◆ EXERCISE DETAILS:
Find the line that contains "Give me the". Output it and every line after it to the end of the records, exactly as they appear.

◆ THE RECORDS:
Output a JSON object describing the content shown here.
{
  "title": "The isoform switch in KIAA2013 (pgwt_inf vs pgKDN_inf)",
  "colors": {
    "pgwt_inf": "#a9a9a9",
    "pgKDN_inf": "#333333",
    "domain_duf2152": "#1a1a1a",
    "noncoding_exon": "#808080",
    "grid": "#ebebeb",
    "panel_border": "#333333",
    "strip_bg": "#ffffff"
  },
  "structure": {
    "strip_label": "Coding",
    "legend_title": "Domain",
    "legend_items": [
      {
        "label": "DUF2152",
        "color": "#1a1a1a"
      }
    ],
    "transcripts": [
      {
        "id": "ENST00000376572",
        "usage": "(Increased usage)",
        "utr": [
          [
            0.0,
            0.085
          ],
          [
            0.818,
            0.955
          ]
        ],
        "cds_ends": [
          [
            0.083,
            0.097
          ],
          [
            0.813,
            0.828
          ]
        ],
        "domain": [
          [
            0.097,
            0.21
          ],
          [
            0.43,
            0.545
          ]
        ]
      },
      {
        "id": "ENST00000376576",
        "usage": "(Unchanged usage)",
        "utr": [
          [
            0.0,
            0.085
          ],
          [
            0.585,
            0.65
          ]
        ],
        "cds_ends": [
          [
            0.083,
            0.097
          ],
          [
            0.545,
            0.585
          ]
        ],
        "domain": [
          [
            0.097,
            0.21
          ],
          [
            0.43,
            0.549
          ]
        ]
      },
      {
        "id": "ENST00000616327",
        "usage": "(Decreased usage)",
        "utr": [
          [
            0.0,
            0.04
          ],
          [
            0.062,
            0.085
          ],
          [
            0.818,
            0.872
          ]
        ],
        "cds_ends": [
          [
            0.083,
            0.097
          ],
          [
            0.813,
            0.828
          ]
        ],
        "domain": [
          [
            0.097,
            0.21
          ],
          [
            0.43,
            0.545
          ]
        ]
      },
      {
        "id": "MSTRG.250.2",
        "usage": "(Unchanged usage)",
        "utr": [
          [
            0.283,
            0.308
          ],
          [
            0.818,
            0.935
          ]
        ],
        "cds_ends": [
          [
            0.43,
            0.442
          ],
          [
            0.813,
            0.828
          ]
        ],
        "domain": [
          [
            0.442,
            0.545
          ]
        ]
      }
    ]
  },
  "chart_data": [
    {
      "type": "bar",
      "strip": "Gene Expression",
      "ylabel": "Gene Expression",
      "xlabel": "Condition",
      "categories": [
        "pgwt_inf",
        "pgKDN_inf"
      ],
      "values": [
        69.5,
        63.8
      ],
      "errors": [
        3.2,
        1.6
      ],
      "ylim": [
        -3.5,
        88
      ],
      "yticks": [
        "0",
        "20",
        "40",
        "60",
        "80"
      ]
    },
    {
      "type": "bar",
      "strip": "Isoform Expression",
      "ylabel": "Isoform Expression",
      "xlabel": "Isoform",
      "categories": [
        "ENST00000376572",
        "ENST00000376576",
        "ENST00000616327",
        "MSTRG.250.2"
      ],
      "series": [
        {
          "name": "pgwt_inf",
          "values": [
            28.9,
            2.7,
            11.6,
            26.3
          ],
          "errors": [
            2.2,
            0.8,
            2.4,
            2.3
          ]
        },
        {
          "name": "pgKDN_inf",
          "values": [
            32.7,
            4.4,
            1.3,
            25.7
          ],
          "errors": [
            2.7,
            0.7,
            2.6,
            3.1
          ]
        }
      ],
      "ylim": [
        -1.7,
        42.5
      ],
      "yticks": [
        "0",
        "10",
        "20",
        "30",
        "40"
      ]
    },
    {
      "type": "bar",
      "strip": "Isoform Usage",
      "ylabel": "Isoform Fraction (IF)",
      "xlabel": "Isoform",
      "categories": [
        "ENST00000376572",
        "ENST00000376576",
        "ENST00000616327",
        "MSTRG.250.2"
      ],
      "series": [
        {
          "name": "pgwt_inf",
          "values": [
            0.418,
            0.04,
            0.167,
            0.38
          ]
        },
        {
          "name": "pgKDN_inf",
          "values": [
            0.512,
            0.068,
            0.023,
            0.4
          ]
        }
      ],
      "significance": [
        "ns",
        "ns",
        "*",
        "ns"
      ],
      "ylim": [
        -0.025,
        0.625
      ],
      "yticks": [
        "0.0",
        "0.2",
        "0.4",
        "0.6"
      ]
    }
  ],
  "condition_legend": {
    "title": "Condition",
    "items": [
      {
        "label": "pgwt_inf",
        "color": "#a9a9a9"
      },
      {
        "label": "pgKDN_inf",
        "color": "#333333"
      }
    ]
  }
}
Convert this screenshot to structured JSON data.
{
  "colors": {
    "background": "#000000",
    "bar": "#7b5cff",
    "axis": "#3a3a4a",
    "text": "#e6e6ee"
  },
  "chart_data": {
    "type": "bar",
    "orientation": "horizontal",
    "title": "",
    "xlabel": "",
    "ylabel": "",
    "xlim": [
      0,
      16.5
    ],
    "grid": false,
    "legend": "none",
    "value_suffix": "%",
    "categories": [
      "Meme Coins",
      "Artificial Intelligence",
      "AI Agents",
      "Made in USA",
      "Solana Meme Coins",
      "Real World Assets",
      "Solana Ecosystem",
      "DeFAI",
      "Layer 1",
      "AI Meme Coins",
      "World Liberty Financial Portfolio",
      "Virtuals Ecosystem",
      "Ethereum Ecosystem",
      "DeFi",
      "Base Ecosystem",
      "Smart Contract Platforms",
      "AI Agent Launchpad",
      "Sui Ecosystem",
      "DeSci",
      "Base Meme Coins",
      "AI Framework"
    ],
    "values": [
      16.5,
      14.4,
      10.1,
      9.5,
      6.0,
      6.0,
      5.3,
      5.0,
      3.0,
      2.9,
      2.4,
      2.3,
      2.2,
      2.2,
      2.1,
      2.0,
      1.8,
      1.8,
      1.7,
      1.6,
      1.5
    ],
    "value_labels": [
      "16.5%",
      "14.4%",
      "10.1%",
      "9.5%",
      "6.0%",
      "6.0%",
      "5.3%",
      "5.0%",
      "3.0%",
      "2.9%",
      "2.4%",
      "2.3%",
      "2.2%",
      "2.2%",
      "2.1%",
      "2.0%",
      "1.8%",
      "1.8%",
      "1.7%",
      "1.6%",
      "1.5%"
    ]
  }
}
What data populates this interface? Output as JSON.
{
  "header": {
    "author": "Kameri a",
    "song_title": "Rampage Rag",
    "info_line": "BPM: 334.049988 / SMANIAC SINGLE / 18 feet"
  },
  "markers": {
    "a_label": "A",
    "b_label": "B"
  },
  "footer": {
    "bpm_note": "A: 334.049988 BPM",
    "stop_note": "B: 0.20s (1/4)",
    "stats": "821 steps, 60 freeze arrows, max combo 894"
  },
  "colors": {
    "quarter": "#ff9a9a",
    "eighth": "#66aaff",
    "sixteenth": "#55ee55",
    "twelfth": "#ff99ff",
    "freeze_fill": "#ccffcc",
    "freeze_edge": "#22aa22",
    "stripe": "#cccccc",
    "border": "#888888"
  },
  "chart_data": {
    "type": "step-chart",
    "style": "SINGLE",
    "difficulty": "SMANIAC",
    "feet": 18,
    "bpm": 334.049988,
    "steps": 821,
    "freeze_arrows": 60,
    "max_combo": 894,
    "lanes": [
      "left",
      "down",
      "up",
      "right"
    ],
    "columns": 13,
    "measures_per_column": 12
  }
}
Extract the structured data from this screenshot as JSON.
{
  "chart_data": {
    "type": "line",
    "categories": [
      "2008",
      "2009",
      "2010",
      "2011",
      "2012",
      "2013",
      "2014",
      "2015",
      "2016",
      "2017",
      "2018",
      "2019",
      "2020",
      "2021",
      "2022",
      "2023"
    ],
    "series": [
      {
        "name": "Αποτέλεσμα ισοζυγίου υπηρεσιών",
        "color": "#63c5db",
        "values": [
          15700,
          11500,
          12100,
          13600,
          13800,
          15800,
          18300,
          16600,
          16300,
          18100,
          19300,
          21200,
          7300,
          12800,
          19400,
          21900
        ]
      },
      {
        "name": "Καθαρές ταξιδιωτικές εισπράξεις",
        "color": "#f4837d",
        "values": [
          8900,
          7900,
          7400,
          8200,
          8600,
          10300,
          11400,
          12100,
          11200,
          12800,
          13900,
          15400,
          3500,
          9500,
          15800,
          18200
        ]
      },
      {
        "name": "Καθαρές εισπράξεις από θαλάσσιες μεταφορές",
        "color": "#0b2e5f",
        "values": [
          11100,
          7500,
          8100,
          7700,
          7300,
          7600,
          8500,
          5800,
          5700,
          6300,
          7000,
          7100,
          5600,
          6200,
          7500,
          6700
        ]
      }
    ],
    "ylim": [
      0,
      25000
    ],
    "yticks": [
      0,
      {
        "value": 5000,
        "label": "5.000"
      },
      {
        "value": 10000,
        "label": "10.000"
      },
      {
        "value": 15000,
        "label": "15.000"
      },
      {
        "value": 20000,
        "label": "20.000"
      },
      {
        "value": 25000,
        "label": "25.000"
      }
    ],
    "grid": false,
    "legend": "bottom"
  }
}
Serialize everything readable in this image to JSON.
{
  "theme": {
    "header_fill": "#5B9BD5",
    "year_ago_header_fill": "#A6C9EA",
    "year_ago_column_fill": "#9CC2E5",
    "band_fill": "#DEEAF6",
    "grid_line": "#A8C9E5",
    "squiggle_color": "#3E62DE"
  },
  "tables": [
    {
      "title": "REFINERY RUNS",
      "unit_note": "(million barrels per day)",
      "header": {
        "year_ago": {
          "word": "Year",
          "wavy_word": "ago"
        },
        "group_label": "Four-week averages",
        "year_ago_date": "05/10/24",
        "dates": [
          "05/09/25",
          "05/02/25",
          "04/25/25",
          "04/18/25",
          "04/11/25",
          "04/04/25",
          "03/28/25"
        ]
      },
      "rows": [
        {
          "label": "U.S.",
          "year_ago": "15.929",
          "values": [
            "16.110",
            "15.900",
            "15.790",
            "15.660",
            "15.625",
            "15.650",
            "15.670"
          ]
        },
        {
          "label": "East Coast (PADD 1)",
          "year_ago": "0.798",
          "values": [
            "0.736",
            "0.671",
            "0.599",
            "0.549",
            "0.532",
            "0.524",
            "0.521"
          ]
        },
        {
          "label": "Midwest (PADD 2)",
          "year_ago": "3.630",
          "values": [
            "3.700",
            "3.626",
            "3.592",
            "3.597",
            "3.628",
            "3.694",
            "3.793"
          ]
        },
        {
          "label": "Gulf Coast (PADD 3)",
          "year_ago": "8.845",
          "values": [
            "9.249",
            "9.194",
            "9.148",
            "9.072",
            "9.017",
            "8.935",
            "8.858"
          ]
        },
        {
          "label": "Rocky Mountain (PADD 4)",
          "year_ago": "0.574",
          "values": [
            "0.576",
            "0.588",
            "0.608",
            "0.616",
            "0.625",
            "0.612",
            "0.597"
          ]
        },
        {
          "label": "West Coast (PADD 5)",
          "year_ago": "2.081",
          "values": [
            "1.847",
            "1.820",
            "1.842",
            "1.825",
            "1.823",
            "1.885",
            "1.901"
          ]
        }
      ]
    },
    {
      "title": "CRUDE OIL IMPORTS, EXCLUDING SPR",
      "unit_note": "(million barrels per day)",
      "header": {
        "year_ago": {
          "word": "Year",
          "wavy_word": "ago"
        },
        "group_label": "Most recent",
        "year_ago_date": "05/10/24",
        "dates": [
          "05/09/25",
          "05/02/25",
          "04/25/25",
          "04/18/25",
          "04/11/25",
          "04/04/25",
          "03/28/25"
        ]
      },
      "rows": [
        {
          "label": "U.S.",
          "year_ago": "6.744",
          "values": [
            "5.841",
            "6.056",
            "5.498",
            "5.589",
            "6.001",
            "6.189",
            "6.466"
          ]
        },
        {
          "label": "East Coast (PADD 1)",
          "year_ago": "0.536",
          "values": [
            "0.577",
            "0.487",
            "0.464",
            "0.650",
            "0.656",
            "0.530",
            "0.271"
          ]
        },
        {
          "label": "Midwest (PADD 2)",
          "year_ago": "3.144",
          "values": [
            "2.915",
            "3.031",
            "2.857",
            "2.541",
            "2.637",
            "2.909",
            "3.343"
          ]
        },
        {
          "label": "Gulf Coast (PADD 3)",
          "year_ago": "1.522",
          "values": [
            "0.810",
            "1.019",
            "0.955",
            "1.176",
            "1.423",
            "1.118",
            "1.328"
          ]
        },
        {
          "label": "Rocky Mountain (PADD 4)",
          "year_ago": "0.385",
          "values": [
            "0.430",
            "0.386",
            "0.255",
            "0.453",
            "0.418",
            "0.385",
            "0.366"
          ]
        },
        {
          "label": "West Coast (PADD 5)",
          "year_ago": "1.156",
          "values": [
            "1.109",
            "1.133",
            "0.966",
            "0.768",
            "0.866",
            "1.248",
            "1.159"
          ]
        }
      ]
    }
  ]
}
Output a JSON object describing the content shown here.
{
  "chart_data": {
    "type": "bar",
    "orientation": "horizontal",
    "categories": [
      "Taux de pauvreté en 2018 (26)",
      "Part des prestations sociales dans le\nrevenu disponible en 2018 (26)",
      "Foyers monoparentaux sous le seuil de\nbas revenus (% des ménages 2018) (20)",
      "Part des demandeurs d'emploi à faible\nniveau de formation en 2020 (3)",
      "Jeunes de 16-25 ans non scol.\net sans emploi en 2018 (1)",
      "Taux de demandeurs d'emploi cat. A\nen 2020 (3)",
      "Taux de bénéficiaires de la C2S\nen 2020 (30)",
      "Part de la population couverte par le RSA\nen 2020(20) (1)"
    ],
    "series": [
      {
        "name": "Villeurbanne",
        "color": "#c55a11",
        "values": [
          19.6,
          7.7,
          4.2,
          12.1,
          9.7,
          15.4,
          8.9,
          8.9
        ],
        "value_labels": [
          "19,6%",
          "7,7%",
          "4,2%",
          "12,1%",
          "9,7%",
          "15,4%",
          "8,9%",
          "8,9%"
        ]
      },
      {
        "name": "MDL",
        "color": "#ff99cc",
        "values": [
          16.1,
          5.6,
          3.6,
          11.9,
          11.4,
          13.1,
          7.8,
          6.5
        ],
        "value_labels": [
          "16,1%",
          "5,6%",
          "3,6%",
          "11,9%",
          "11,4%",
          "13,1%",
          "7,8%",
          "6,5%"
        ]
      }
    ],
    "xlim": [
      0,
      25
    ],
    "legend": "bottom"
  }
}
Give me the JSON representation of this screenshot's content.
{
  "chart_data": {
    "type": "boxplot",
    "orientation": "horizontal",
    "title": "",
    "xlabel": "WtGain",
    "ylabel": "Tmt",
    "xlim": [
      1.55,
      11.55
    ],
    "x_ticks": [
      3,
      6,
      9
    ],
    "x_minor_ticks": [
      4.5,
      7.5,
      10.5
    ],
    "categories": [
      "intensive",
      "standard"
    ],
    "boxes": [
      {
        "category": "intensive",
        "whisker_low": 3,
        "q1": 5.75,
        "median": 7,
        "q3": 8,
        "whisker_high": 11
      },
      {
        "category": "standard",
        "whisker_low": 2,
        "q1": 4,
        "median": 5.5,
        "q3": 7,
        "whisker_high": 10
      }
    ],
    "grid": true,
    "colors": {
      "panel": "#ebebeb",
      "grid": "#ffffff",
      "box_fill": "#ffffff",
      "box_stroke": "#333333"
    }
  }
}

◆ RESULT OF THE EXERCISE:
Give me the JSON representation of this screenshot's content.
{
  "chart_data": {
    "type": "boxplot",
    "orientation": "horizontal",
    "title": "",
    "xlabel": "WtGain",
    "ylabel": "Tmt",
    "xlim": [
      1.55,
      11.55
    ],
    "x_ticks": [
      3,
      6,
      9
    ],
    "x_minor_ticks": [
      4.5,
      7.5,
      10.5
    ],
    "categories": [
      "intensive",
      "standard"
    ],
    "boxes": [
      {
        "category": "intensive",
        "whisker_low": 3,
        "q1": 5.75,
        "median": 7,
        "q3": 8,
        "whisker_high": 11
      },
      {
        "category": "standard",
        "whisker_low": 2,
        "q1": 4,
        "median": 5.5,
        "q3": 7,
        "whisker_high": 10
      }
    ],
    "grid": true,
    "colors": {
      "panel": "#ebebeb",
      "grid": "#ffffff",
      "box_fill": "#ffffff",
      "box_stroke": "#333333"
    }
  }
}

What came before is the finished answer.